(Part of a data file)
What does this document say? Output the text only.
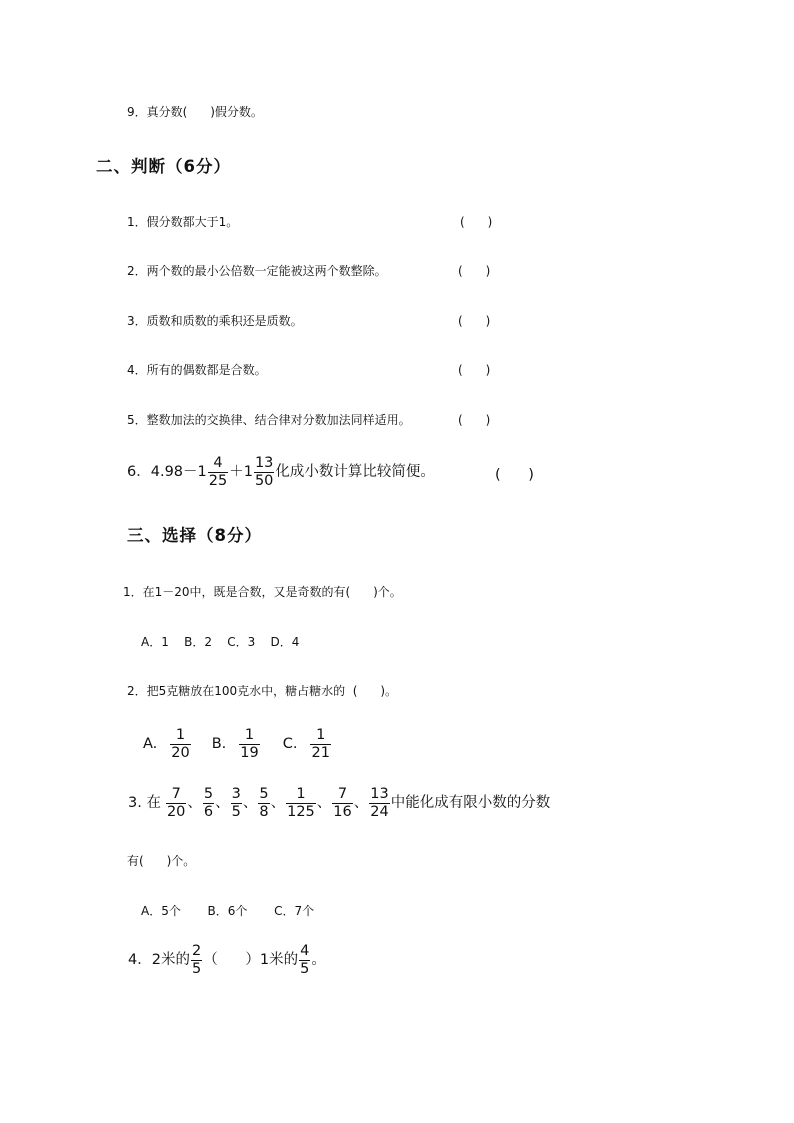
9．真分数(      )假分数。
二、判断（6分）
1．假分数都大于1。	(      )
2．两个数的最小公倍数一定能被这两个数整除。	(      )
3．质数和质数的乘积还是质数。	(      )
4．所有的偶数都是合数。	(      )
5．整数加法的交换律、结合律对分数加法同样适用。	(      )
6． $4.98-1 \frac{4}{25} +1 \frac{13}{50}$ 化成小数计算比较简便。	(      )
三、选择（8分）
1．在1－20中，既是合数，又是奇数的有(      )个。
A．1    B．2    C．3    D．4
2．把5克糖放在100克水中，糖占糖水的  (      )。
A. $\frac{1}{20} B$. $\frac{1}{19} C$. $\frac{1}{21}$
3. 在 $\frac{7}{20}$ 、 $\frac{5}{6}$ 、 $\frac{3}{5}$ 、 $\frac{5}{8}$ 、 $\frac{1}{125}$ 、 $\frac{7}{16}$ 、 $\frac{13}{24}$ 中能化成有限小数的分数
有(      )个。
A．5个       B．6个       C．7个
4．2米的 $\frac{2}{5}$ （      ）1米的 $\frac{4}{5}$ 。
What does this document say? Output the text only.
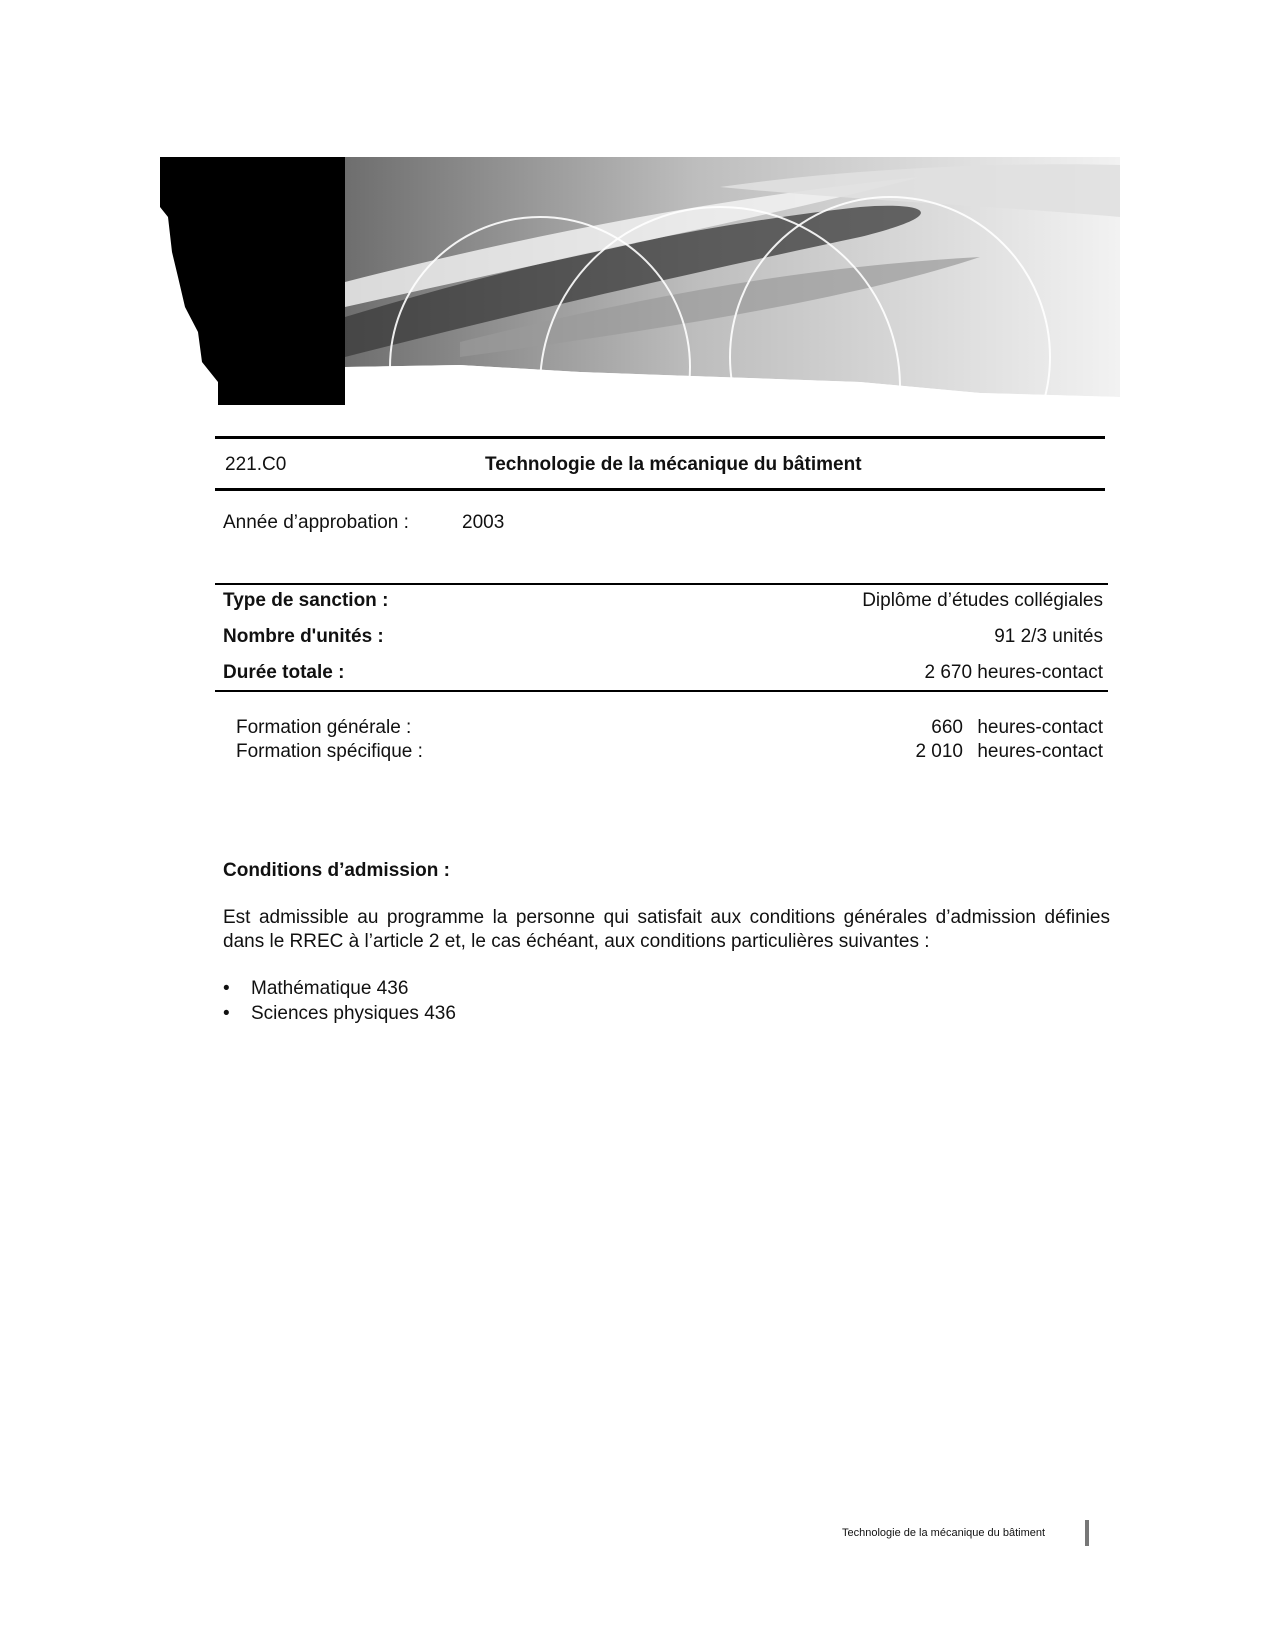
221.C0	Technologie de la mécanique du bâtiment
Année d’approbation :	2003
Type de sanction :	Diplôme d’études collégiales
Nombre d'unités :	91 2/3 unités
Durée totale :	2 670 heures-contact
Formation générale :	660 heures-contact
Formation spécifique :	2 010 heures-contact
Conditions d’admission :
Est admissible au programme la personne qui satisfait aux conditions générales d’admission définies dans le RREC à l’article 2 et, le cas échéant, aux conditions particulières suivantes :
•	Mathématique 436
•	Sciences physiques 436
Technologie de la mécanique du bâtiment
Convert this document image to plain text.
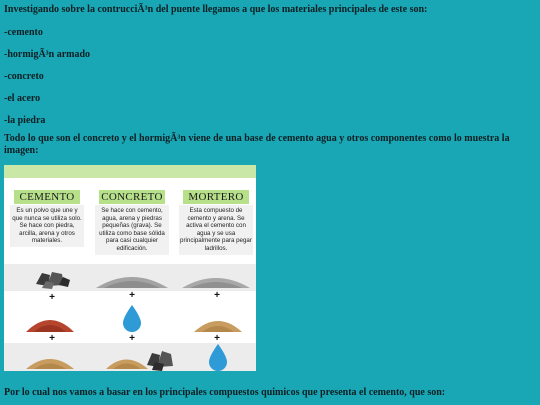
Investigando sobre la contrucciÃ³n del puente llegamos a que los materiales principales de este son:
-cemento
-hormigÃ³n armado
-concreto
-el acero
-la piedra
Todo lo que son el concreto y el hormigÃ³n viene de una base de cemento agua y otros componentes como lo muestra la imagen:
CEMENTO
Es un polvo que une y que nunca se utiliza solo. Se hace con piedra, arcilla, arena y otros materiales.
CONCRETO
Se hace con cemento, agua, arena y piedras pequeñas (grava). Se utiliza como base sólida para casi cualquier edificación.
MORTERO
Esta compuesto de cemento y arena. Se activa el cemento con agua y se usa principalmente para pegar ladrillos.
+	+	+
+	+	+
Por lo cual nos vamos a basar en los principales compuestos quimicos que presenta el cemento, que son:
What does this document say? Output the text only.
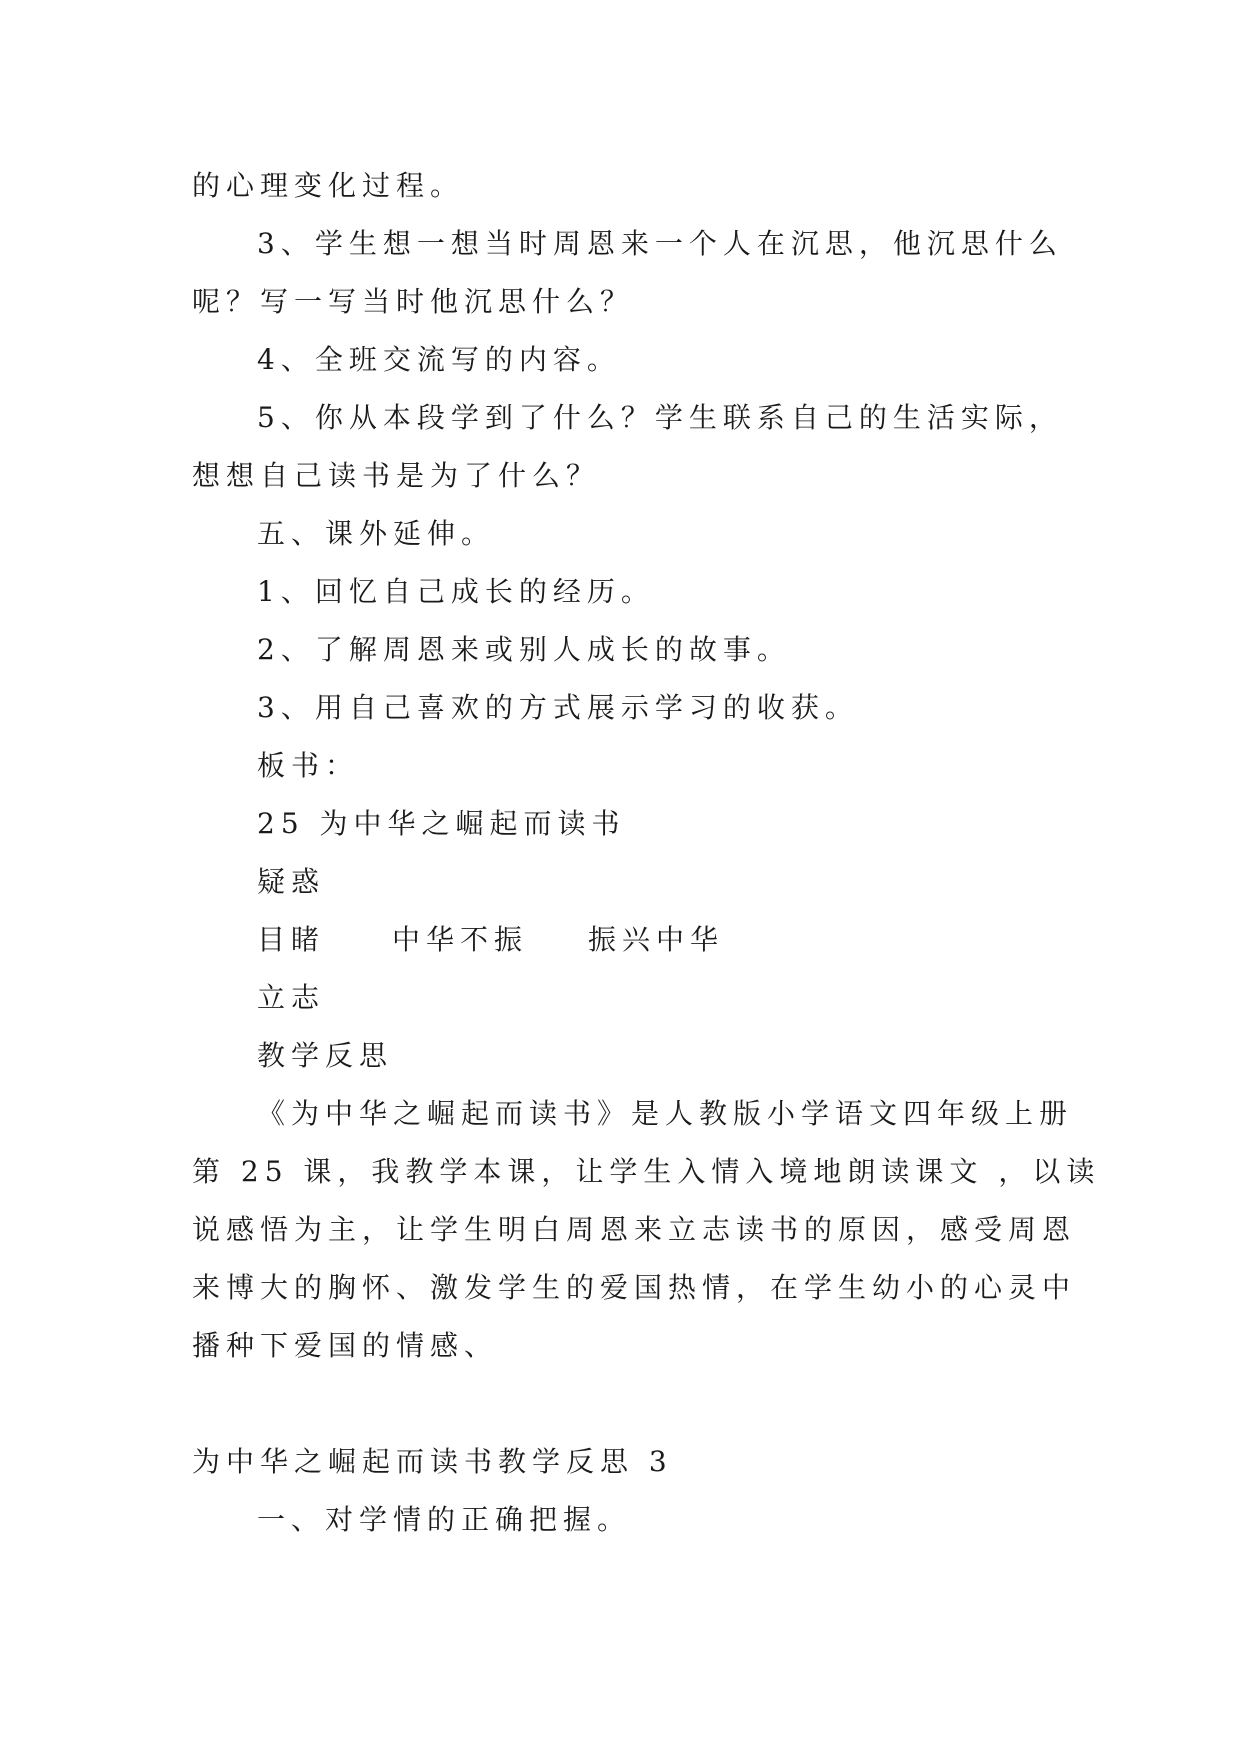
的心理变化过程。
3、学生想一想当时周恩来一个人在沉思，他沉思什么
呢？写一写当时他沉思什么？
4、全班交流写的内容。
5、你从本段学到了什么？学生联系自己的生活实际，
想想自己读书是为了什么？
五、课外延伸。
1、回忆自己成长的经历。
2、了解周恩来或别人成长的故事。
3、用自己喜欢的方式展示学习的收获。
板书：
25 为中华之崛起而读书
疑惑
目睹	中华不振 振兴中华
立志
教学反思
《为中华之崛起而读书》是人教版小学语文四年级上册
第 25 课，我教学本课，让学生入情入境地朗读课文 ，以读
说感悟为主，让学生明白周恩来立志读书的原因，感受周恩
来博大的胸怀、激发学生的爱国热情，在学生幼小的心灵中
播种下爱国的情感、
为中华之崛起而读书教学反思 3
一、对学情的正确把握。
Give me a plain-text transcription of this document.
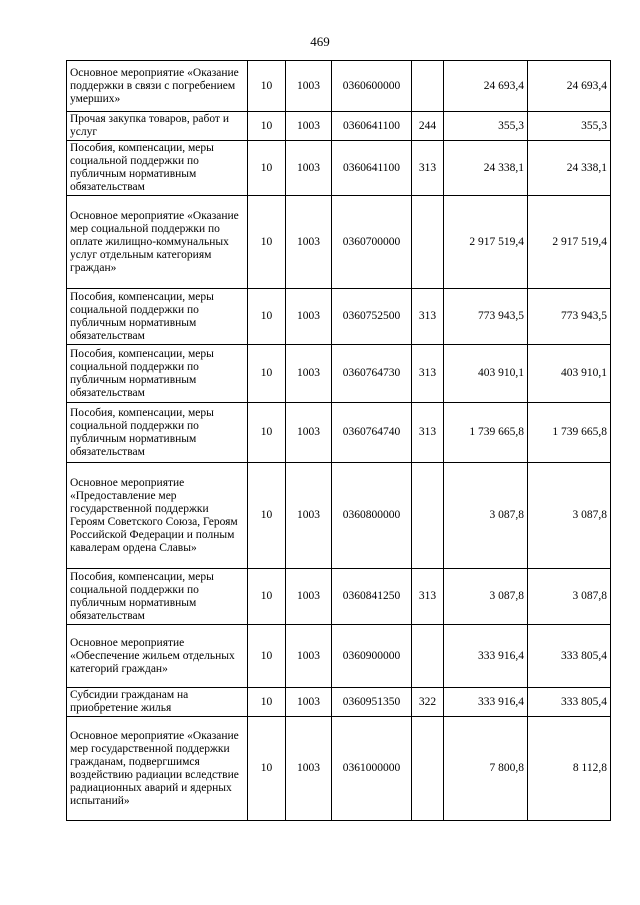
469
Основное мероприятие «Оказание поддержки в связи с погребением умерших»	10	1003	0360600000		24 693,4	24 693,4
Прочая закупка товаров, работ и услуг	10	1003	0360641100	244	355,3	355,3
Пособия, компенсации, меры социальной поддержки по публичным нормативным обязательствам	10	1003	0360641100	313	24 338,1	24 338,1
Основное мероприятие «Оказание мер социальной поддержки по оплате жилищно-коммунальных услуг отдельным категориям граждан»	10	1003	0360700000		2 917 519,4	2 917 519,4
Пособия, компенсации, меры социальной поддержки по публичным нормативным обязательствам	10	1003	0360752500	313	773 943,5	773 943,5
Пособия, компенсации, меры социальной поддержки по публичным нормативным обязательствам	10	1003	0360764730	313	403 910,1	403 910,1
Пособия, компенсации, меры социальной поддержки по публичным нормативным обязательствам	10	1003	0360764740	313	1 739 665,8	1 739 665,8
Основное мероприятие «Предоставление мер государственной поддержки Героям Советского Союза, Героям Российской Федерации и полным кавалерам ордена Славы»	10	1003	0360800000		3 087,8	3 087,8
Пособия, компенсации, меры социальной поддержки по публичным нормативным обязательствам	10	1003	0360841250	313	3 087,8	3 087,8
Основное мероприятие «Обеспечение жильем отдельных категорий граждан»	10	1003	0360900000		333 916,4	333 805,4
Субсидии гражданам на приобретение жилья	10	1003	0360951350	322	333 916,4	333 805,4
Основное мероприятие «Оказание мер государственной поддержки гражданам, подвергшимся воздействию радиации вследствие радиационных аварий и ядерных испытаний»	10	1003	0361000000		7 800,8	8 112,8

**PROBLEM REQUIREMENTS**
Filter the data, keeping only the lines that contain "mécanique".

**OUTPUT FOR THIS TASK**
221.C0	Technologie de la mécanique du bâtiment
Technologie de la mécanique du bâtiment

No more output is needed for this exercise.